What is being asked => Would you repeat the listing exactly but omit every picture?

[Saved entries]
· · ·

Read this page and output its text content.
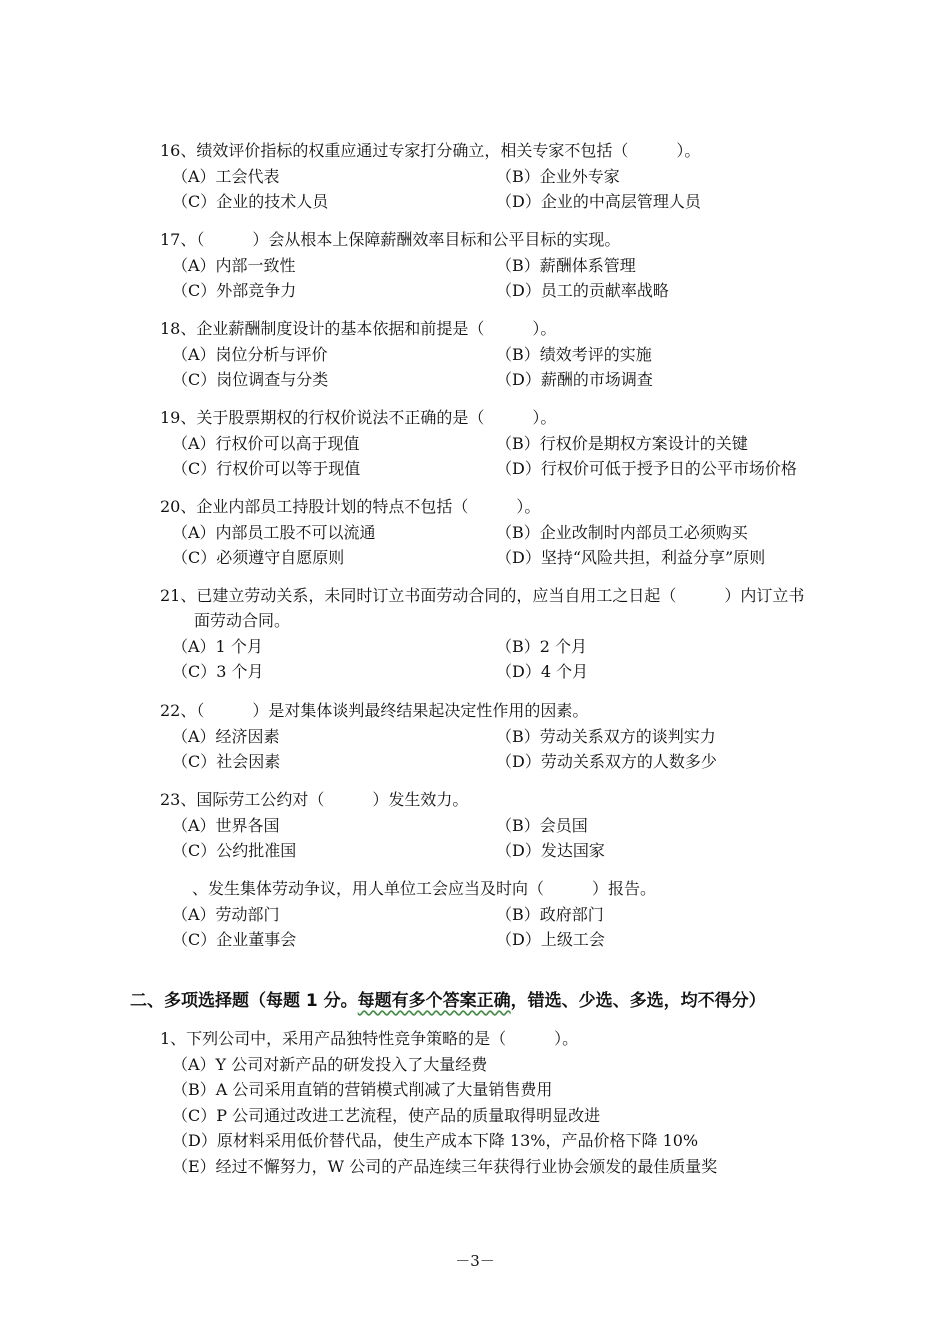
16、绩效评价指标的权重应通过专家打分确立，相关专家不包括（　　　）。
（A）工会代表	（B）企业外专家
（C）企业的技术人员	（D）企业的中高层管理人员
17、（　　　）会从根本上保障薪酬效率目标和公平目标的实现。
（A）内部一致性	（B）薪酬体系管理
（C）外部竞争力	（D）员工的贡献率战略
18、企业薪酬制度设计的基本依据和前提是（　　　）。
（A）岗位分析与评价	（B）绩效考评的实施
（C）岗位调查与分类	（D）薪酬的市场调查
19、关于股票期权的行权价说法不正确的是（　　　）。
（A）行权价可以高于现值	（B）行权价是期权方案设计的关键
（C）行权价可以等于现值	（D）行权价可低于授予日的公平市场价格
20、企业内部员工持股计划的特点不包括（　　　）。
（A）内部员工股不可以流通	（B）企业改制时内部员工必须购买
（C）必须遵守自愿原则	（D）坚持“风险共担，利益分享”原则
21、已建立劳动关系，未同时订立书面劳动合同的，应当自用工之日起（　　　）内订立书
面劳动合同。
（A）1 个月	（B）2 个月
（C）3 个月	（D）4 个月
22、（　　　）是对集体谈判最终结果起决定性作用的因素。
（A）经济因素	（B）劳动关系双方的谈判实力
（C）社会因素	（D）劳动关系双方的人数多少
23、国际劳工公约对（　　　）发生效力。
（A）世界各国	（B）会员国
（C）公约批准国	（D）发达国家
　　、发生集体劳动争议，用人单位工会应当及时向（　　　）报告。
（A）劳动部门	（B）政府部门
（C）企业董事会	（D）上级工会
二、多项选择题（每题 1 分。每题有多个答案正确，错选、少选、多选，均不得分）
1、下列公司中，采用产品独特性竞争策略的是（　　　）。
（A）Y 公司对新产品的研发投入了大量经费
（B）A 公司采用直销的营销模式削减了大量销售费用
（C）P 公司通过改进工艺流程，使产品的质量取得明显改进
（D）原材料采用低价替代品，使生产成本下降 13%，产品价格下降 10%
（E）经过不懈努力，W 公司的产品连续三年获得行业协会颁发的最佳质量奖
－3－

· · ·

Reply =>
Read this page and output its text content.
16、绩效评价指标的权重应通过专家打分确立，相关专家不包括（　　　）。
（A）工会代表	（B）企业外专家
（C）企业的技术人员	（D）企业的中高层管理人员
17、（　　　）会从根本上保障薪酬效率目标和公平目标的实现。
（A）内部一致性	（B）薪酬体系管理
（C）外部竞争力	（D）员工的贡献率战略
18、企业薪酬制度设计的基本依据和前提是（　　　）。
（A）岗位分析与评价	（B）绩效考评的实施
（C）岗位调查与分类	（D）薪酬的市场调查
19、关于股票期权的行权价说法不正确的是（　　　）。
（A）行权价可以高于现值	（B）行权价是期权方案设计的关键
（C）行权价可以等于现值	（D）行权价可低于授予日的公平市场价格
20、企业内部员工持股计划的特点不包括（　　　）。
（A）内部员工股不可以流通	（B）企业改制时内部员工必须购买
（C）必须遵守自愿原则	（D）坚持“风险共担，利益分享”原则
21、已建立劳动关系，未同时订立书面劳动合同的，应当自用工之日起（　　　）内订立书
面劳动合同。
（A）1 个月	（B）2 个月
（C）3 个月	（D）4 个月
22、（　　　）是对集体谈判最终结果起决定性作用的因素。
（A）经济因素	（B）劳动关系双方的谈判实力
（C）社会因素	（D）劳动关系双方的人数多少
23、国际劳工公约对（　　　）发生效力。
（A）世界各国	（B）会员国
（C）公约批准国	（D）发达国家
　　、发生集体劳动争议，用人单位工会应当及时向（　　　）报告。
（A）劳动部门	（B）政府部门
（C）企业董事会	（D）上级工会
二、多项选择题（每题 1 分。每题有多个答案正确，错选、少选、多选，均不得分）
1、下列公司中，采用产品独特性竞争策略的是（　　　）。
（A）Y 公司对新产品的研发投入了大量经费
（B）A 公司采用直销的营销模式削减了大量销售费用
（C）P 公司通过改进工艺流程，使产品的质量取得明显改进
（D）原材料采用低价替代品，使生产成本下降 13%，产品价格下降 10%
（E）经过不懈努力，W 公司的产品连续三年获得行业协会颁发的最佳质量奖
－3－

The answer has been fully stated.